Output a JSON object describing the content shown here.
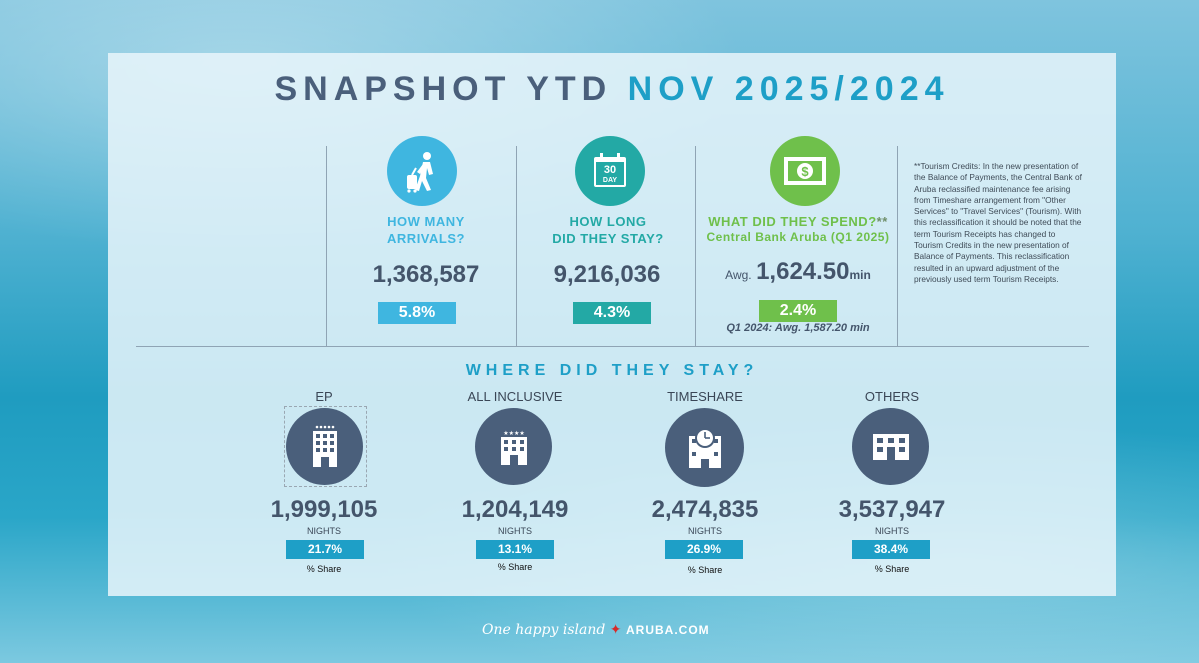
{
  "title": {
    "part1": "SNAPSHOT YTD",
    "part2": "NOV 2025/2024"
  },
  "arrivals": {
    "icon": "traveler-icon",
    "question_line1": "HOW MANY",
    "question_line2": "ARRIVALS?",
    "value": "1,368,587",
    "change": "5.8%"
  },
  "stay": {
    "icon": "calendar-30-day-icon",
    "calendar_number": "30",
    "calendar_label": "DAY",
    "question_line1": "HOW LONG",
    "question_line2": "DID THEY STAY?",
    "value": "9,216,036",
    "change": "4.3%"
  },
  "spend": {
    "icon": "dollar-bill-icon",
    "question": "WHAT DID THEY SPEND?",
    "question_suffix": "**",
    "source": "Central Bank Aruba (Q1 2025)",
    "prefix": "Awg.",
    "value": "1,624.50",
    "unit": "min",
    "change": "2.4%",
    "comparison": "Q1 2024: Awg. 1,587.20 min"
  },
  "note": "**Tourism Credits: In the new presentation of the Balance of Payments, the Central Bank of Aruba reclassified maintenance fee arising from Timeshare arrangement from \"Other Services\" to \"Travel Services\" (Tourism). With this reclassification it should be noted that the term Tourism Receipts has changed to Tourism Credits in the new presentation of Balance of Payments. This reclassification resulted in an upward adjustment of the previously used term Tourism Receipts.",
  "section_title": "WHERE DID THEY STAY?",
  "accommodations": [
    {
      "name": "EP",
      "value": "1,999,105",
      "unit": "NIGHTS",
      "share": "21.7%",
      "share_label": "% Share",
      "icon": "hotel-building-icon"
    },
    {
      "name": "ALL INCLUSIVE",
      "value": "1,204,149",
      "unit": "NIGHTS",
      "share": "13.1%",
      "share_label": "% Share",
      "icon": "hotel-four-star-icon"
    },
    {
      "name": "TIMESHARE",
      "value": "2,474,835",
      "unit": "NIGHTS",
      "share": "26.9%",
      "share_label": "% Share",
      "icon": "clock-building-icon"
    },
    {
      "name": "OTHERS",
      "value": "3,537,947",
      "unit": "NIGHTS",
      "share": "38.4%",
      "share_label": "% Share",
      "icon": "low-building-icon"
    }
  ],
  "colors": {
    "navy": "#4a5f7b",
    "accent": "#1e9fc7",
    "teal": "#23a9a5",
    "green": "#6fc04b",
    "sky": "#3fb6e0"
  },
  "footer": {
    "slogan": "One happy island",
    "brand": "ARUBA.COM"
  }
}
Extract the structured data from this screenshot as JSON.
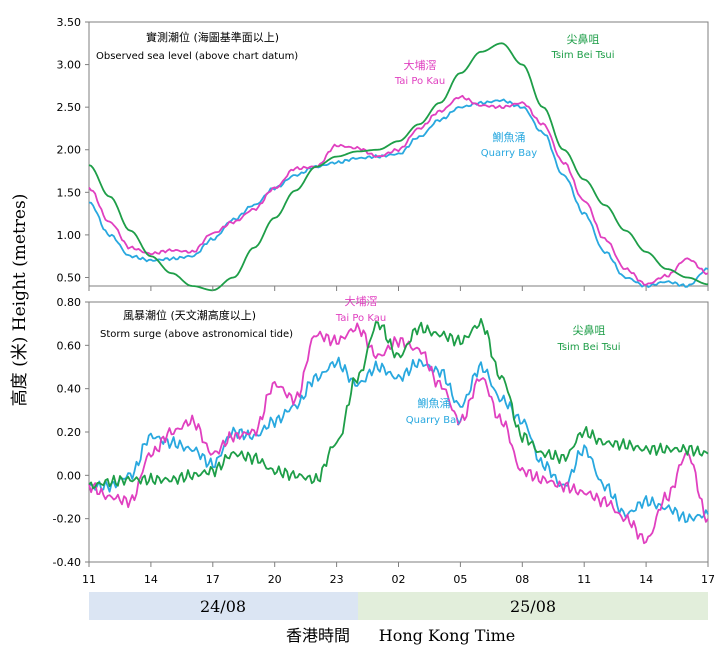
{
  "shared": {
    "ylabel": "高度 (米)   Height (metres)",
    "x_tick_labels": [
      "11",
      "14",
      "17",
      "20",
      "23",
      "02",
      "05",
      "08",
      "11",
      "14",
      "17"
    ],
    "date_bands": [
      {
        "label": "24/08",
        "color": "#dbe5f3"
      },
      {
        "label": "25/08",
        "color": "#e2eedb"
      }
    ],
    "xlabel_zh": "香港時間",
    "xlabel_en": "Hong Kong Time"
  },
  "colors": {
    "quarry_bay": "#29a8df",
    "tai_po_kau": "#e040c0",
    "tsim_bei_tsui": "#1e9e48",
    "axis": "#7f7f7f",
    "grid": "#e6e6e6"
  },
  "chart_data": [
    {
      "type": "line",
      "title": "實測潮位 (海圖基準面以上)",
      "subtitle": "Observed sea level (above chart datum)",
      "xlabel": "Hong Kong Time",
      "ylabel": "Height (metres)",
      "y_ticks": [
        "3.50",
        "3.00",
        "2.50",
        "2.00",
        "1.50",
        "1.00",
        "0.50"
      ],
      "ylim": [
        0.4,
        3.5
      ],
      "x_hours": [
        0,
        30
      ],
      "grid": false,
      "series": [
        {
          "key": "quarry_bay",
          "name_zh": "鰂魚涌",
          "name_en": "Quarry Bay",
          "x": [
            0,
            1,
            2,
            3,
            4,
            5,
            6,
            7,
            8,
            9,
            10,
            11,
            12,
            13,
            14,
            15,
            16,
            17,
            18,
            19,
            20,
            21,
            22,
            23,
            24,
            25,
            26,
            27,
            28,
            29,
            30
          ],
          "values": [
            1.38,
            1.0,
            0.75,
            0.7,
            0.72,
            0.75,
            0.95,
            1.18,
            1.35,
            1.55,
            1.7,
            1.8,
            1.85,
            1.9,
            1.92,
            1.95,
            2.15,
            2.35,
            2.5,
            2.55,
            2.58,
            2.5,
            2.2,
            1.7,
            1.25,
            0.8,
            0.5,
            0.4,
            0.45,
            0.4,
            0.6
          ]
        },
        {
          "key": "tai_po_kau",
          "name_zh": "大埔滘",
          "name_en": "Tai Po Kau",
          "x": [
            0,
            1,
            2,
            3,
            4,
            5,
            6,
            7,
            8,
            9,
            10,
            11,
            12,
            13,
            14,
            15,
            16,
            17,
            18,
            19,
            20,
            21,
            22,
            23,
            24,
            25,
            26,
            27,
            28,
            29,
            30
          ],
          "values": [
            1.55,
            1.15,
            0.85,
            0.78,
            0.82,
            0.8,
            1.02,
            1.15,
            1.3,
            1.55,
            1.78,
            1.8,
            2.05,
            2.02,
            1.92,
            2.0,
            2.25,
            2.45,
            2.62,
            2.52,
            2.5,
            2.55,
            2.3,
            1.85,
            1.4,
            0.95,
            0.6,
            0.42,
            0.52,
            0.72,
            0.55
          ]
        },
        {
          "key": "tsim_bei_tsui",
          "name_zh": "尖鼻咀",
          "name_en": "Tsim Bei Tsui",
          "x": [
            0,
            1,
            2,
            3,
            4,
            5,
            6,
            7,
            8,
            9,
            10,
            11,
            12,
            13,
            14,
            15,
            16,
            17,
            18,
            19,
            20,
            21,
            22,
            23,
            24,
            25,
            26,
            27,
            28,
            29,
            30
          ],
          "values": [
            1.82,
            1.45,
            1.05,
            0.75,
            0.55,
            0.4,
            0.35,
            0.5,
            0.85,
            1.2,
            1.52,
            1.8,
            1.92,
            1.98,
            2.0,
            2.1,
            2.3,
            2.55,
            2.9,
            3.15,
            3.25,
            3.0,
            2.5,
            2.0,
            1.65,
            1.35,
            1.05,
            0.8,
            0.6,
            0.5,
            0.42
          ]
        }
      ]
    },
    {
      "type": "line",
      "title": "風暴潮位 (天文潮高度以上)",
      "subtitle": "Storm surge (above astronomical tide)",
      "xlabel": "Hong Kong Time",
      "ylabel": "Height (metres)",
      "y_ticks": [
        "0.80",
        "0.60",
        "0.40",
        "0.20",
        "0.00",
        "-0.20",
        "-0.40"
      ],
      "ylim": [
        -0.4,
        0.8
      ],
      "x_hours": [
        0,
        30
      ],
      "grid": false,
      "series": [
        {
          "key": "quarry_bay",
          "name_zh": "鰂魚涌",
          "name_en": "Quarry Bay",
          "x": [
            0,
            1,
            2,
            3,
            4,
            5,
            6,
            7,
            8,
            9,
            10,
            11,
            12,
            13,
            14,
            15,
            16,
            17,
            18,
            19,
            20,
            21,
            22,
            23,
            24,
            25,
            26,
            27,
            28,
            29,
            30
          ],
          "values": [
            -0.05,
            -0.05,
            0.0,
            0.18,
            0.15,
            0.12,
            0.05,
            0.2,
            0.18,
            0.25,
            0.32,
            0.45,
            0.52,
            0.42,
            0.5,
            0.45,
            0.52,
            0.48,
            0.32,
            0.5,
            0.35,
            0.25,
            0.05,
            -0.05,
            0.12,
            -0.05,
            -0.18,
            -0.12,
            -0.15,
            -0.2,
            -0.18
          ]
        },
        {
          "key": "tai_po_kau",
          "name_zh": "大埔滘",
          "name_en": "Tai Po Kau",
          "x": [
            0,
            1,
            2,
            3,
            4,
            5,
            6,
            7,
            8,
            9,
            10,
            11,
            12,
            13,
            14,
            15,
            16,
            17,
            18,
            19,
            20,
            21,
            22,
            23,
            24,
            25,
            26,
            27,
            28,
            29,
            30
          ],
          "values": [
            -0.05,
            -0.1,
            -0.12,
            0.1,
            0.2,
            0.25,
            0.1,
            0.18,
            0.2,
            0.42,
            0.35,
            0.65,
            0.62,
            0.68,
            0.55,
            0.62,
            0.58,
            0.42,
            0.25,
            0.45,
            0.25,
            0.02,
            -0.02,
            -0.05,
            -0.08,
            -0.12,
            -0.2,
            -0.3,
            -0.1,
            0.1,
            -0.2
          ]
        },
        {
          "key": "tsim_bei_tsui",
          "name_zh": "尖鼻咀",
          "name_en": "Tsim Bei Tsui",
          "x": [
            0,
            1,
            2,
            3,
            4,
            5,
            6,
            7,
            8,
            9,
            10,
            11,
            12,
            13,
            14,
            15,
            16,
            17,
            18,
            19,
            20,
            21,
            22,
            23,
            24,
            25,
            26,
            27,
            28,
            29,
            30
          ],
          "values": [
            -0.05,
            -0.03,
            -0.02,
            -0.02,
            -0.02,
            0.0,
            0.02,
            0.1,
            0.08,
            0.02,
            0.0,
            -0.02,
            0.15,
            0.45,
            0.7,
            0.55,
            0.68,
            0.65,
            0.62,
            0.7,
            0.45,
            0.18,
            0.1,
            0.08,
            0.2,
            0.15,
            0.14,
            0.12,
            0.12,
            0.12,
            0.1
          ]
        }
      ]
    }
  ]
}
------------
| Your task |
Scan the material above. Copy each line where "THEY" occurs.

| Finished answer |
    "question_line2": "DID THEY STAY?",
    "question": "WHAT DID THEY SPEND?",
  "section_title": "WHERE DID THEY STAY?",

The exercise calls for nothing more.